Provided information section start
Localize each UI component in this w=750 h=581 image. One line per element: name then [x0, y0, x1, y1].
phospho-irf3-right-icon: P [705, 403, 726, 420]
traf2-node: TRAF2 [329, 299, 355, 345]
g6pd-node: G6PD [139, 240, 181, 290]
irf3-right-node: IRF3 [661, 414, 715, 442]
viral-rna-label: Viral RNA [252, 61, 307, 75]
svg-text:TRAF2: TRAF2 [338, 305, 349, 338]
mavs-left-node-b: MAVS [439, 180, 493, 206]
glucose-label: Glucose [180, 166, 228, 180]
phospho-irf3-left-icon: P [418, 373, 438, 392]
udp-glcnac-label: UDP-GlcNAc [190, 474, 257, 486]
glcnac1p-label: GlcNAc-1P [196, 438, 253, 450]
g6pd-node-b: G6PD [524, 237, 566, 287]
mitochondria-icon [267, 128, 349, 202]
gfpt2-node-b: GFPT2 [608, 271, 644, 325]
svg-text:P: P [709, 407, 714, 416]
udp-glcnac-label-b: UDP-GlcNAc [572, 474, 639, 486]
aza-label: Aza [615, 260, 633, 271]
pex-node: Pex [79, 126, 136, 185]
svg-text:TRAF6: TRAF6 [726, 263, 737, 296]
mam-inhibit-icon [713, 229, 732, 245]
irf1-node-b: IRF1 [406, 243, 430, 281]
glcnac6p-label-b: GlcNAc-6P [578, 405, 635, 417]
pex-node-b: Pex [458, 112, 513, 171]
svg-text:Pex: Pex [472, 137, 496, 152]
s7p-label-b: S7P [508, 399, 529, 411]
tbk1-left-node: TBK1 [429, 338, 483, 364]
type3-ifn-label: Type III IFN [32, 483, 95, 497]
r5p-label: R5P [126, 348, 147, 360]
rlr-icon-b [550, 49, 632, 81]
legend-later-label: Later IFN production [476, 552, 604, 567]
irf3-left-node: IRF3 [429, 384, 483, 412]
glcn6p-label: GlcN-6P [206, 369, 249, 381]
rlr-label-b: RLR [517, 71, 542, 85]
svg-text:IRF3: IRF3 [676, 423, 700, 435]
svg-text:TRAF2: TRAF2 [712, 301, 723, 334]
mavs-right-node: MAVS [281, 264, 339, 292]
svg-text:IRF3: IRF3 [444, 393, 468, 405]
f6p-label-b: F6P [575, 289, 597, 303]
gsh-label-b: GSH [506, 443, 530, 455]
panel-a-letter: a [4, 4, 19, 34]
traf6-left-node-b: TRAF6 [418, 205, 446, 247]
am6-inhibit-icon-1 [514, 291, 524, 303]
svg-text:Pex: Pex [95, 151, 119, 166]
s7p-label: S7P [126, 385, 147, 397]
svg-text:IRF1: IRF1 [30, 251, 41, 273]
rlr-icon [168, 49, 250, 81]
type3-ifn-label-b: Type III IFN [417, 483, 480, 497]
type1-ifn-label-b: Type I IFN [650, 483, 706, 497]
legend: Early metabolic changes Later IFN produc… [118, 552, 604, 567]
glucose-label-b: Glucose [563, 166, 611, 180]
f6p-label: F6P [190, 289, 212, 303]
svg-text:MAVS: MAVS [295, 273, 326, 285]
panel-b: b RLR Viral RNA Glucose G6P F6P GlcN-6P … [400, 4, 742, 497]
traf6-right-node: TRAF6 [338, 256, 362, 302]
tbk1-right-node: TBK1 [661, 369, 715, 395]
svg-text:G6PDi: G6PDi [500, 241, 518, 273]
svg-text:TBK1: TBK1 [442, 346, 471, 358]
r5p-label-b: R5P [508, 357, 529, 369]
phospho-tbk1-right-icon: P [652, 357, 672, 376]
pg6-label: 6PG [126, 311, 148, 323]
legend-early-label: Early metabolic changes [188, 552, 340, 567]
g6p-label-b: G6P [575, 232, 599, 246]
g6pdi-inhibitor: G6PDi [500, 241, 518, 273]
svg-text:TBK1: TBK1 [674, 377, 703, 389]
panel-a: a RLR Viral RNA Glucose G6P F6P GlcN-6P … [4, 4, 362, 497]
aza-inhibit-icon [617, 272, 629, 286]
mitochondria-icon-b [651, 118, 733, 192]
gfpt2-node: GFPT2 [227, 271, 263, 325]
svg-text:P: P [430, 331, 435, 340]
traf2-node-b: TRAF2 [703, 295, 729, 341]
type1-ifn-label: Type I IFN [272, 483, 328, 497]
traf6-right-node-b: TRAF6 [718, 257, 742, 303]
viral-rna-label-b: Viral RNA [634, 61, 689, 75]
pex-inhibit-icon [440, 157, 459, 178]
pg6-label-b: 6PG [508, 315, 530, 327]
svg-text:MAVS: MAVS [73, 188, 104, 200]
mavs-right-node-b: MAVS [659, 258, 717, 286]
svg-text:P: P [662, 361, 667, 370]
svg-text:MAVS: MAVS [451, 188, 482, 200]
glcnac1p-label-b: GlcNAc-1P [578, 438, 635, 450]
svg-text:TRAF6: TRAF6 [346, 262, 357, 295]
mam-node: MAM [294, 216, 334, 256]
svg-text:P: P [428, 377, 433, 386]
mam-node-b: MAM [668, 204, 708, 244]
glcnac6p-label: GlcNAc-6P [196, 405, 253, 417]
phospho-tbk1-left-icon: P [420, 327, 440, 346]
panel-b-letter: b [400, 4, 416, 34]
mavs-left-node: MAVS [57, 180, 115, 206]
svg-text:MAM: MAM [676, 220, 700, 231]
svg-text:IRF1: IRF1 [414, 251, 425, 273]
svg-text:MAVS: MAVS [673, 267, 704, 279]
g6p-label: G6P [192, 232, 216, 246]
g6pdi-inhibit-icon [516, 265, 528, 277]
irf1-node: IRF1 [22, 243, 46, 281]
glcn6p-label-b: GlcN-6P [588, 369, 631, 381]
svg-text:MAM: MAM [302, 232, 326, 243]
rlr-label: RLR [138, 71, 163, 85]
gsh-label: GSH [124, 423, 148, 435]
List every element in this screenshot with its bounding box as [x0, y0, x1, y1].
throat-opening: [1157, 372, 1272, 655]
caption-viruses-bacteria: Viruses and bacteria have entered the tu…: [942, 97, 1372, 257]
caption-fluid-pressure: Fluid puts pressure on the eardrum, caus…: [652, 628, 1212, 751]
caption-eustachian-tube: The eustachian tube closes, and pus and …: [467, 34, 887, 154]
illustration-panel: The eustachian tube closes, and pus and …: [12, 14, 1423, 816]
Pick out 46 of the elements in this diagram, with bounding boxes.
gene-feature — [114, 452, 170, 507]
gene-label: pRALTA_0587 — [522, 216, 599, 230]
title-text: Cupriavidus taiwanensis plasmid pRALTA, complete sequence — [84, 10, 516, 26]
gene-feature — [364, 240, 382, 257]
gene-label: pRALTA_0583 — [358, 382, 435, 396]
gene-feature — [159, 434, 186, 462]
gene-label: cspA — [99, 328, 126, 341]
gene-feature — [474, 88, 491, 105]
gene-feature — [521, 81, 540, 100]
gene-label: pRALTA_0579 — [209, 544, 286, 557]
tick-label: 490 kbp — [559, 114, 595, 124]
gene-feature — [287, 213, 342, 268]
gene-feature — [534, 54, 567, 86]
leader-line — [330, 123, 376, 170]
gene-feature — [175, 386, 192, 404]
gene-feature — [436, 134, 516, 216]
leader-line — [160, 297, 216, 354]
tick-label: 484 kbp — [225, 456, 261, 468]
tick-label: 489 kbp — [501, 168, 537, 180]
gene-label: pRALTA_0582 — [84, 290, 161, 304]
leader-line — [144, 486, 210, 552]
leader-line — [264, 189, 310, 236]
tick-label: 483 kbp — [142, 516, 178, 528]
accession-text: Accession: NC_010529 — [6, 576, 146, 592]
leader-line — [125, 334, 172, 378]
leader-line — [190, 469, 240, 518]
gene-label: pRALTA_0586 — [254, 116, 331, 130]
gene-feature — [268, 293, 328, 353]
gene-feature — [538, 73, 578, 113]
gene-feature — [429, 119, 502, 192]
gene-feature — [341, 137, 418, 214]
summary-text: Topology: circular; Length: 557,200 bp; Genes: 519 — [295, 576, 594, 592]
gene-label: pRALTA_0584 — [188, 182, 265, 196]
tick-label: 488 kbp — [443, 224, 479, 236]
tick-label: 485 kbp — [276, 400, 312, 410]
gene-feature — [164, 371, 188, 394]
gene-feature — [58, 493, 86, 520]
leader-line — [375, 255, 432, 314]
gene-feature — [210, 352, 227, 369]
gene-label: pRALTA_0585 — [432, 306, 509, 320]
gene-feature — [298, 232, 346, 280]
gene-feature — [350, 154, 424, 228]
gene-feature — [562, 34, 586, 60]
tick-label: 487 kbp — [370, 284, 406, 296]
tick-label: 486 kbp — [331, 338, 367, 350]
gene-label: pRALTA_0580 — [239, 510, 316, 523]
Provided information section end
◆ What the exercise asks: Scan the data above for the string "leader" and copy each line where it appears.

◆ Output of the task:
leader-line — [330, 123, 376, 170]
leader-line — [160, 297, 216, 354]
leader-line — [144, 486, 210, 552]
leader-line — [264, 189, 310, 236]
leader-line — [125, 334, 172, 378]
leader-line — [190, 469, 240, 518]
leader-line — [375, 255, 432, 314]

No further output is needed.